- _Set problem_
Repeat the listing exactly as given, omitting every image.

**** Material to process ****

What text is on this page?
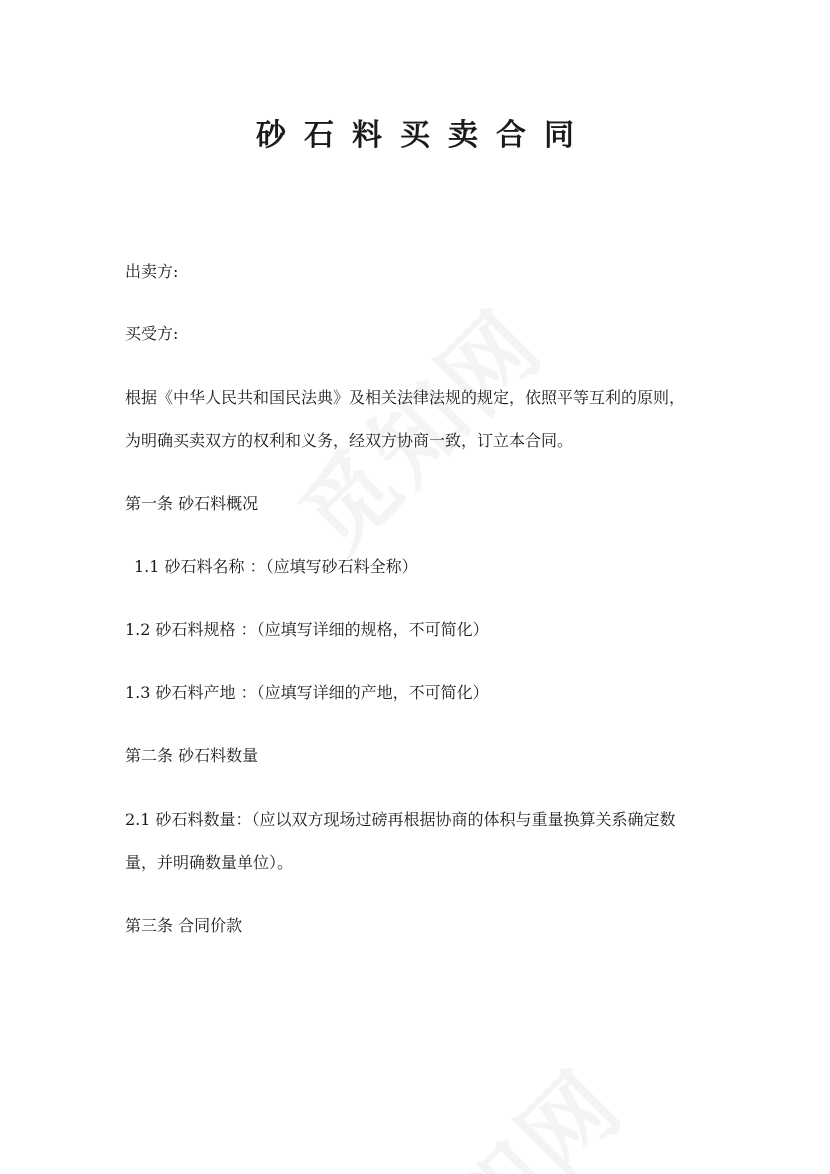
砂石料买卖合同
出卖方:
买受方:
根据《中华人民共和国民法典》及相关法律法规的规定，依照平等互利的原则，
为明确买卖双方的权利和义务，经双方协商一致，订立本合同。
第一条 砂石料概况
1.1 砂石料名称 ：（应填写砂石料全称）
1.2 砂石料规格 ：（应填写详细的规格，不可简化）
1.3 砂石料产地 ：（应填写详细的产地，不可简化）
第二条 砂石料数量
2.1 砂石料数量：（应以双方现场过磅再根据协商的体积与重量换算关系确定数
量，并明确数量单位）。
第三条 合同价款
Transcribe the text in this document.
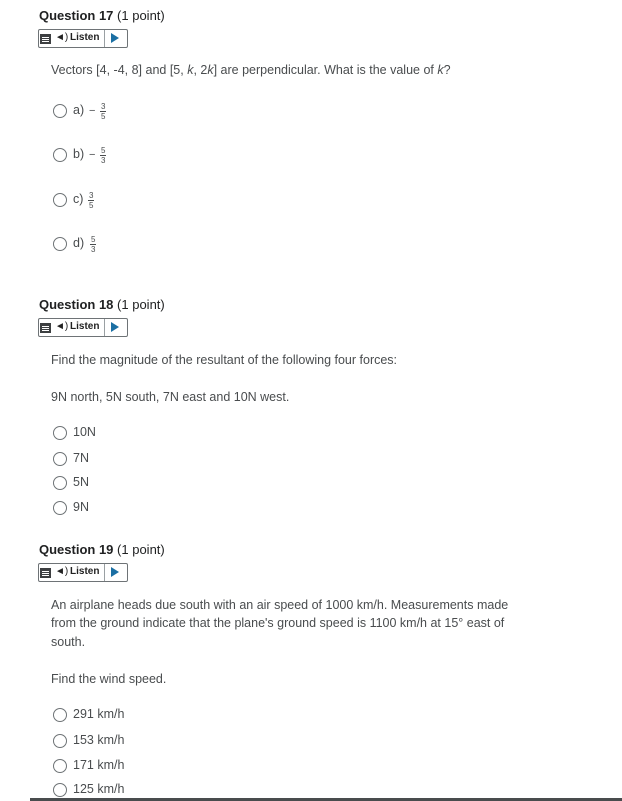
Question 17 (1 point)
◄) Listen
Vectors [4, -4, 8] and [5, k, 2k] are perpendicular. What is the value of k?
$a) - \frac{3}{5}$
$b) - \frac{5}{3}$
$c) \frac{3}{5}$
$d) \frac{5}{3}$
Question 18 (1 point)
◄) Listen
Find the magnitude of the resultant of the following four forces:
9N north, 5N south, 7N east and 10N west.
10N
7N
5N
9N
Question 19 (1 point)
◄) Listen
An airplane heads due south with an air speed of 1000 km/h. Measurements made
from the ground indicate that the plane's ground speed is 1100 km/h at 15° east of
south.
Find the wind speed.
291 km/h
153 km/h
171 km/h
125 km/h
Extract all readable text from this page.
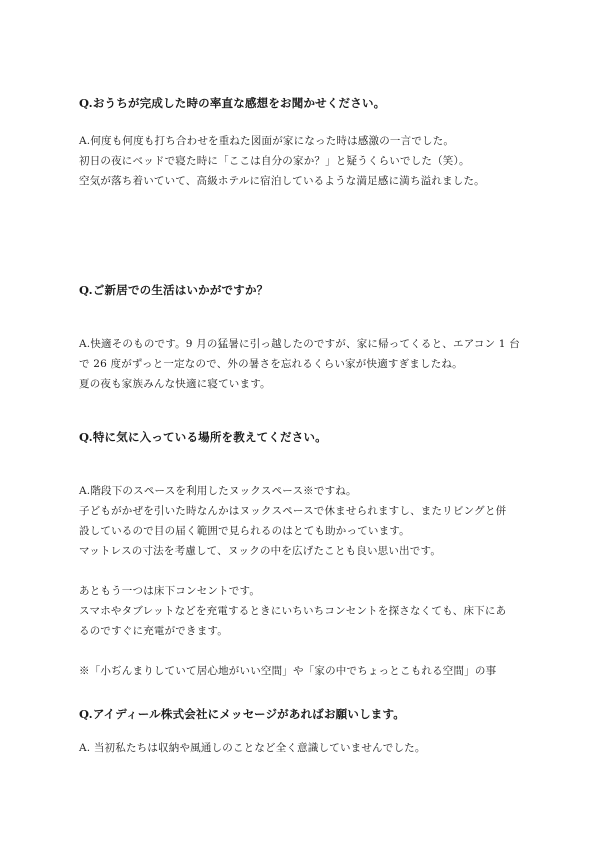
Q.おうちが完成した時の率直な感想をお聞かせください。
A.何度も何度も打ち合わせを重ねた図面が家になった時は感激の一言でした。
初日の夜にベッドで寝た時に「ここは自分の家か？」と疑うくらいでした（笑）。
空気が落ち着いていて、高級ホテルに宿泊しているような満足感に満ち溢れました。
Q.ご新居での生活はいかがですか？
A.快適そのものです。9 月の猛暑に引っ越したのですが、家に帰ってくると、エアコン 1 台
で 26 度がずっと一定なので、外の暑さを忘れるくらい家が快適すぎましたね。
夏の夜も家族みんな快適に寝ています。
Q.特に気に入っている場所を教えてください。
A.階段下のスペースを利用したヌックスペース※ですね。
子どもがかぜを引いた時なんかはヌックスペースで休ませられますし、またリビングと併
設しているので目の届く範囲で見られるのはとても助かっています。
マットレスの寸法を考慮して、ヌックの中を広げたことも良い思い出です。
あともう一つは床下コンセントです。
スマホやタブレットなどを充電するときにいちいちコンセントを探さなくても、床下にあ
るのですぐに充電ができます。
※「小ぢんまりしていて居心地がいい空間」や「家の中でちょっとこもれる空間」の事
Q.アイディール株式会社にメッセージがあればお願いします。
A. 当初私たちは収納や風通しのことなど全く意識していませんでした。
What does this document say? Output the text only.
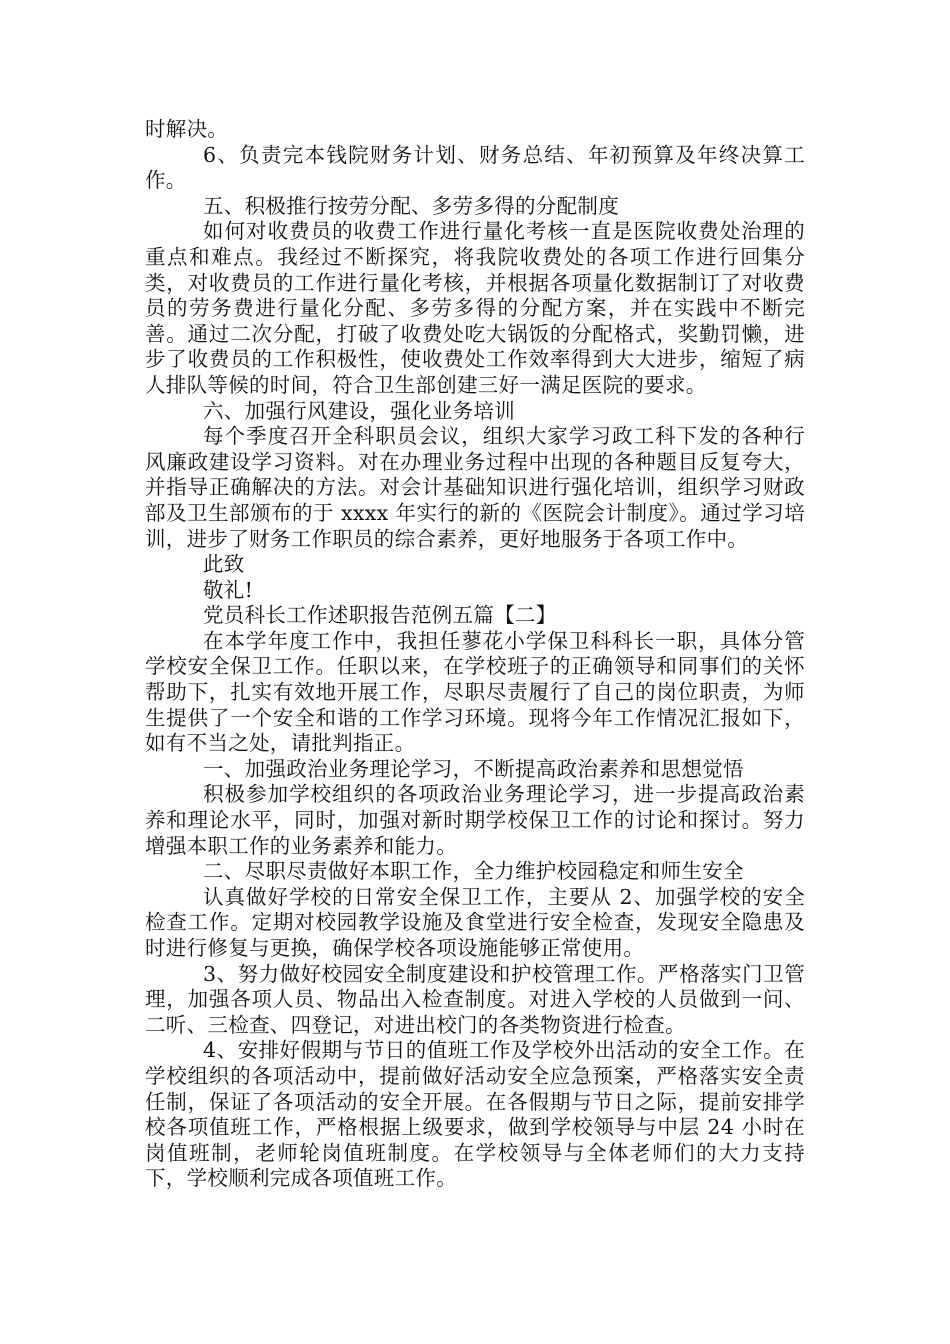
时解决。

6、负责完本钱院财务计划、财务总结、年初预算及年终决算工作。

五、积极推行按劳分配、多劳多得的分配制度

如何对收费员的收费工作进行量化考核一直是医院收费处治理的重点和难点。我经过不断探究，将我院收费处的各项工作进行回集分类，对收费员的工作进行量化考核，并根据各项量化数据制订了对收费员的劳务费进行量化分配、多劳多得的分配方案，并在实践中不断完善。通过二次分配，打破了收费处吃大锅饭的分配格式，奖勤罚懒，进步了收费员的工作积极性，使收费处工作效率得到大大进步，缩短了病人排队等候的时间，符合卫生部创建三好一满足医院的要求。

六、加强行风建设，强化业务培训

每个季度召开全科职员会议，组织大家学习政工科下发的各种行风廉政建设学习资料。对在办理业务过程中出现的各种题目反复夸大，并指导正确解决的方法。对会计基础知识进行强化培训，组织学习财政部及卫生部颁布的于 xxxx 年实行的新的《医院会计制度》。通过学习培训，进步了财务工作职员的综合素养，更好地服务于各项工作中。

此致

敬礼!

党员科长工作述职报告范例五篇【二】

在本学年度工作中，我担任蓼花小学保卫科科长一职，具体分管学校安全保卫工作。任职以来，在学校班子的正确领导和同事们的关怀帮助下，扎实有效地开展工作，尽职尽责履行了自己的岗位职责，为师生提供了一个安全和谐的工作学习环境。现将今年工作情况汇报如下，如有不当之处，请批判指正。

一、加强政治业务理论学习，不断提高政治素养和思想觉悟

积极参加学校组织的各项政治业务理论学习，进一步提高政治素养和理论水平，同时，加强对新时期学校保卫工作的讨论和探讨。努力增强本职工作的业务素养和能力。

二、尽职尽责做好本职工作，全力维护校园稳定和师生安全

认真做好学校的日常安全保卫工作，主要从 2、加强学校的安全检查工作。定期对校园教学设施及食堂进行安全检查，发现安全隐患及时进行修复与更换，确保学校各项设施能够正常使用。

3、努力做好校园安全制度建设和护校管理工作。严格落实门卫管理，加强各项人员、物品出入检查制度。对进入学校的人员做到一问、二听、三检查、四登记，对进出校门的各类物资进行检查。

4、安排好假期与节日的值班工作及学校外出活动的安全工作。在学校组织的各项活动中，提前做好活动安全应急预案，严格落实安全责任制，保证了各项活动的安全开展。在各假期与节日之际，提前安排学校各项值班工作，严格根据上级要求，做到学校领导与中层 24 小时在岗值班制，老师轮岗值班制度。在学校领导与全体老师们的大力支持下，学校顺利完成各项值班工作。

****

- _Result of the exercise_
What text is on this page?
砂石料买卖合同
出卖方:
买受方:
根据《中华人民共和国民法典》及相关法律法规的规定，依照平等互利的原则，
为明确买卖双方的权利和义务，经双方协商一致，订立本合同。
第一条 砂石料概况
1.1 砂石料名称 ：（应填写砂石料全称）
1.2 砂石料规格 ：（应填写详细的规格，不可简化）
1.3 砂石料产地 ：（应填写详细的产地，不可简化）
第二条 砂石料数量
2.1 砂石料数量：（应以双方现场过磅再根据协商的体积与重量换算关系确定数
量，并明确数量单位）。
第三条 合同价款
Transcribe the text in this document.
Question 17 (1 point)
◄) Listen
Vectors [4, -4, 8] and [5, k, 2k] are perpendicular. What is the value of k?
$a) - \frac{3}{5}$
$b) - \frac{5}{3}$
$c) \frac{3}{5}$
$d) \frac{5}{3}$
Question 18 (1 point)
◄) Listen
Find the magnitude of the resultant of the following four forces:
9N north, 5N south, 7N east and 10N west.
10N
7N
5N
9N
Question 19 (1 point)
◄) Listen
An airplane heads due south with an air speed of 1000 km/h. Measurements made
from the ground indicate that the plane's ground speed is 1100 km/h at 15° east of
south.
Find the wind speed.
291 km/h
153 km/h
171 km/h
125 km/h
Extract all readable text from this page.
Q.おうちが完成した時の率直な感想をお聞かせください。
A.何度も何度も打ち合わせを重ねた図面が家になった時は感激の一言でした。
初日の夜にベッドで寝た時に「ここは自分の家か？」と疑うくらいでした（笑）。
空気が落ち着いていて、高級ホテルに宿泊しているような満足感に満ち溢れました。
Q.ご新居での生活はいかがですか？
A.快適そのものです。9 月の猛暑に引っ越したのですが、家に帰ってくると、エアコン 1 台
で 26 度がずっと一定なので、外の暑さを忘れるくらい家が快適すぎましたね。
夏の夜も家族みんな快適に寝ています。
Q.特に気に入っている場所を教えてください。
A.階段下のスペースを利用したヌックスペース※ですね。
子どもがかぜを引いた時なんかはヌックスペースで休ませられますし、またリビングと併
設しているので目の届く範囲で見られるのはとても助かっています。
マットレスの寸法を考慮して、ヌックの中を広げたことも良い思い出です。
あともう一つは床下コンセントです。
スマホやタブレットなどを充電するときにいちいちコンセントを探さなくても、床下にあ
るのですぐに充電ができます。
※「小ぢんまりしていて居心地がいい空間」や「家の中でちょっとこもれる空間」の事
Q.アイディール株式会社にメッセージがあればお願いします。
A. 当初私たちは収納や風通しのことなど全く意識していませんでした。
What does this document say? Output the text only.
时解决。

6、负责完本钱院财务计划、财务总结、年初预算及年终决算工作。

五、积极推行按劳分配、多劳多得的分配制度

如何对收费员的收费工作进行量化考核一直是医院收费处治理的重点和难点。我经过不断探究，将我院收费处的各项工作进行回集分类，对收费员的工作进行量化考核，并根据各项量化数据制订了对收费员的劳务费进行量化分配、多劳多得的分配方案，并在实践中不断完善。通过二次分配，打破了收费处吃大锅饭的分配格式，奖勤罚懒，进步了收费员的工作积极性，使收费处工作效率得到大大进步，缩短了病人排队等候的时间，符合卫生部创建三好一满足医院的要求。

六、加强行风建设，强化业务培训

每个季度召开全科职员会议，组织大家学习政工科下发的各种行风廉政建设学习资料。对在办理业务过程中出现的各种题目反复夸大，并指导正确解决的方法。对会计基础知识进行强化培训，组织学习财政部及卫生部颁布的于 xxxx 年实行的新的《医院会计制度》。通过学习培训，进步了财务工作职员的综合素养，更好地服务于各项工作中。

此致

敬礼!

党员科长工作述职报告范例五篇【二】

在本学年度工作中，我担任蓼花小学保卫科科长一职，具体分管学校安全保卫工作。任职以来，在学校班子的正确领导和同事们的关怀帮助下，扎实有效地开展工作，尽职尽责履行了自己的岗位职责，为师生提供了一个安全和谐的工作学习环境。现将今年工作情况汇报如下，如有不当之处，请批判指正。

一、加强政治业务理论学习，不断提高政治素养和思想觉悟

积极参加学校组织的各项政治业务理论学习，进一步提高政治素养和理论水平，同时，加强对新时期学校保卫工作的讨论和探讨。努力增强本职工作的业务素养和能力。

二、尽职尽责做好本职工作，全力维护校园稳定和师生安全

认真做好学校的日常安全保卫工作，主要从 2、加强学校的安全检查工作。定期对校园教学设施及食堂进行安全检查，发现安全隐患及时进行修复与更换，确保学校各项设施能够正常使用。

3、努力做好校园安全制度建设和护校管理工作。严格落实门卫管理，加强各项人员、物品出入检查制度。对进入学校的人员做到一问、二听、三检查、四登记，对进出校门的各类物资进行检查。

4、安排好假期与节日的值班工作及学校外出活动的安全工作。在学校组织的各项活动中，提前做好活动安全应急预案，严格落实安全责任制，保证了各项活动的安全开展。在各假期与节日之际，提前安排学校各项值班工作，严格根据上级要求，做到学校领导与中层 24 小时在岗值班制，老师轮岗值班制度。在学校领导与全体老师们的大力支持下，学校顺利完成各项值班工作。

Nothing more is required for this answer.